Observamos que en efecto esto es algo que viene así en la ley lo que nos muestra, ni más ni menos, lo lejos que está la Ley de Propiedad Intelectual de la realidad y la urgente necesidad de reforma para acercarla, aunque sólo sea un poco, a la realidad científica y medible que supone el creciente uso de obras Creative Commons entre cada día más creadores.

No soy abogado pero hay cosas que caen por su propio peso y que apunto a continuación:

1.- Los que usamos licencias Creative Commons no sentimos, como legítimos autores, que la copia privada o cualquier otro tipo de copia nos cause perjuicio económico alguno. Es más, entendemos que la propia copia nos enriquece y aumenta nuestras posibilidades de obtener y generar riqueza de y para la sociedad. El simple concepto de que tenga que existir una compensación cuando científicamente se demuestra que el daño sólo es posible en determinados modelos de negocio, debería ser retirado. Es más, estas compensaciones, no hacen sino entorpecer la difusión de la cultura.

Entradas almacenadas:
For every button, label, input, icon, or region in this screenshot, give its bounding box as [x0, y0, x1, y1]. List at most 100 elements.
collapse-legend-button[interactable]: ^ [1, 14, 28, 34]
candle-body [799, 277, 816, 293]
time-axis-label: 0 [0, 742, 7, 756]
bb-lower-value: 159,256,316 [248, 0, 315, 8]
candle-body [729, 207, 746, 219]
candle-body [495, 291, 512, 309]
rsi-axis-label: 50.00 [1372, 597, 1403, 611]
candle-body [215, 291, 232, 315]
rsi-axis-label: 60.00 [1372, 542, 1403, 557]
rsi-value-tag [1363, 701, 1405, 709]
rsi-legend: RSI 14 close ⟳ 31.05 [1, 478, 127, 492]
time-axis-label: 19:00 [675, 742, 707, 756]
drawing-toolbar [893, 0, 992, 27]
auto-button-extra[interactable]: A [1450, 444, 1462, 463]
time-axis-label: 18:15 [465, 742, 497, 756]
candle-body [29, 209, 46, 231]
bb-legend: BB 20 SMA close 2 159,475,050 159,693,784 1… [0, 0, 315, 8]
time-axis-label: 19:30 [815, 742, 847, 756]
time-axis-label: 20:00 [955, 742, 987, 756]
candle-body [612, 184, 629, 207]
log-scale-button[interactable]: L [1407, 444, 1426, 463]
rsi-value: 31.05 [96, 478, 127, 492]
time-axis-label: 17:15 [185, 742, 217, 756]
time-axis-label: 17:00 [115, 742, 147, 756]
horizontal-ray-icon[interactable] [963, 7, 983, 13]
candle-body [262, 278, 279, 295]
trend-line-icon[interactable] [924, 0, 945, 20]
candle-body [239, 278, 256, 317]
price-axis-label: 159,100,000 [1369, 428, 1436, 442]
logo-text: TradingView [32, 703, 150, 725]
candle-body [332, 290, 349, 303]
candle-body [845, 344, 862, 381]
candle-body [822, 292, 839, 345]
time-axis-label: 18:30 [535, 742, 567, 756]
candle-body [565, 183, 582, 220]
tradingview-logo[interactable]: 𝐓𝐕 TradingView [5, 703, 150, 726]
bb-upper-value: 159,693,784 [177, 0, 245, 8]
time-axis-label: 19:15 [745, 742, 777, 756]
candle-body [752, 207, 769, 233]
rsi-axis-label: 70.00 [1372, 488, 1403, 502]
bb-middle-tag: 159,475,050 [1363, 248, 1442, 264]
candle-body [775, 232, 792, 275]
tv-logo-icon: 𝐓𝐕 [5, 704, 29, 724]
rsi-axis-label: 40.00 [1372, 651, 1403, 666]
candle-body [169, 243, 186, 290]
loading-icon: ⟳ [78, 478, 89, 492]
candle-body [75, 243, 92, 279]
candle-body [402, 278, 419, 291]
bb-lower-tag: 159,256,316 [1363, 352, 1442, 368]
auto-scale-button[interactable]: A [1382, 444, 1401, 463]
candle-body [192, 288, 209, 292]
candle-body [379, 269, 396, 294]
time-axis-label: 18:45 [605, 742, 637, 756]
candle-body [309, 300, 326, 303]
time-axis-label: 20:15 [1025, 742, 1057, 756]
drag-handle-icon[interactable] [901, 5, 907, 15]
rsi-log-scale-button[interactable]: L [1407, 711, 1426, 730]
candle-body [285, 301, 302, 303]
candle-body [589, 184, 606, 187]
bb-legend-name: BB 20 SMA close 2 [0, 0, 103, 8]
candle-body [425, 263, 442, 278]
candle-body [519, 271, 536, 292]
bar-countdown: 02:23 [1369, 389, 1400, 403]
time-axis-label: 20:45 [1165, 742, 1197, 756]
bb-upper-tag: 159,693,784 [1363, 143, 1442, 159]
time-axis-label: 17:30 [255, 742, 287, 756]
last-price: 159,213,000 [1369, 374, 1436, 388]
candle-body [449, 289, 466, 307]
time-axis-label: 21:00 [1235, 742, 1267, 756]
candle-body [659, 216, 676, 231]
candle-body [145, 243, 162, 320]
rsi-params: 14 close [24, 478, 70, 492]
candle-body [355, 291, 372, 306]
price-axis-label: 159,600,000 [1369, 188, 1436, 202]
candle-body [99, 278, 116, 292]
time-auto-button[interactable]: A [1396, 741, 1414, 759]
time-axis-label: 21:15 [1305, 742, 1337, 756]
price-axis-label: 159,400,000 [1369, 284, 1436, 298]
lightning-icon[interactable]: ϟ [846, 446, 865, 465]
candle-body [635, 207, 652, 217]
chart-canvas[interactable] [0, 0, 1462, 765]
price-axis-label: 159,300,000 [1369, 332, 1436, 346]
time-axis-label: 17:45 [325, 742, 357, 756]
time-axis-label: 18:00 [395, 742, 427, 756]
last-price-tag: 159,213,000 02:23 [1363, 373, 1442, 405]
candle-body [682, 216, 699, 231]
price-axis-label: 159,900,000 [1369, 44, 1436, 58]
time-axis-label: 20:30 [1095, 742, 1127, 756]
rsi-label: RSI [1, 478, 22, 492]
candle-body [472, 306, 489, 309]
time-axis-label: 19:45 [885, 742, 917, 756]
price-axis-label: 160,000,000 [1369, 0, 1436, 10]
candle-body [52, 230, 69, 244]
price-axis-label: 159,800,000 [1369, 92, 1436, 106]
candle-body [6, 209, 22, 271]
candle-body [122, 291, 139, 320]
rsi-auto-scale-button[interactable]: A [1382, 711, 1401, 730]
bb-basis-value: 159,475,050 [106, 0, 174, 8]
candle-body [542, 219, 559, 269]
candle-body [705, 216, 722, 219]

- [Ejercicios]:
**1)** Traduce al inglés la frase del texto sobre las licencias Creative Commons «Es más, entendemos que la propia copia nos enriquece y aumenta nuestras posibilidades de obtener y generar riqueza de y para la sociedad.»
**2)** Escribe la continuación del texto sobre las licencias Creative Commons a partir de su última frase.

- [Soluciones]:
**1)** What's more, we understand that copying itself enriches us and increases our chances of obtaining and generating wealth from and for society.

**2)**
2.- Dice la ley que como autor no puedo renunciar a la remuneración por compensación (derecho patrimonial irrenunciable). Creo que como autor e individuo maduro y en plena posesión de mis facultades mentales tengo que poder no querer dicha anacrónica compensación ideada en una visión analógica y mercantilista de la creación. Esta redacción de la ley es simplemente insultante y por eso exijo que sea modificada sin más dilación. Si quiero renuncio y no tengo nada más que explicar. Ninguna entidad, aquí declaro, tiene autorización mía activa o pasiva a recaudar cantidad alguna sin mi expresa autorización y me da igual lo que la ley diga. Si la ley es injusta, prefiero la cárcel a que recolecten en mi nombre.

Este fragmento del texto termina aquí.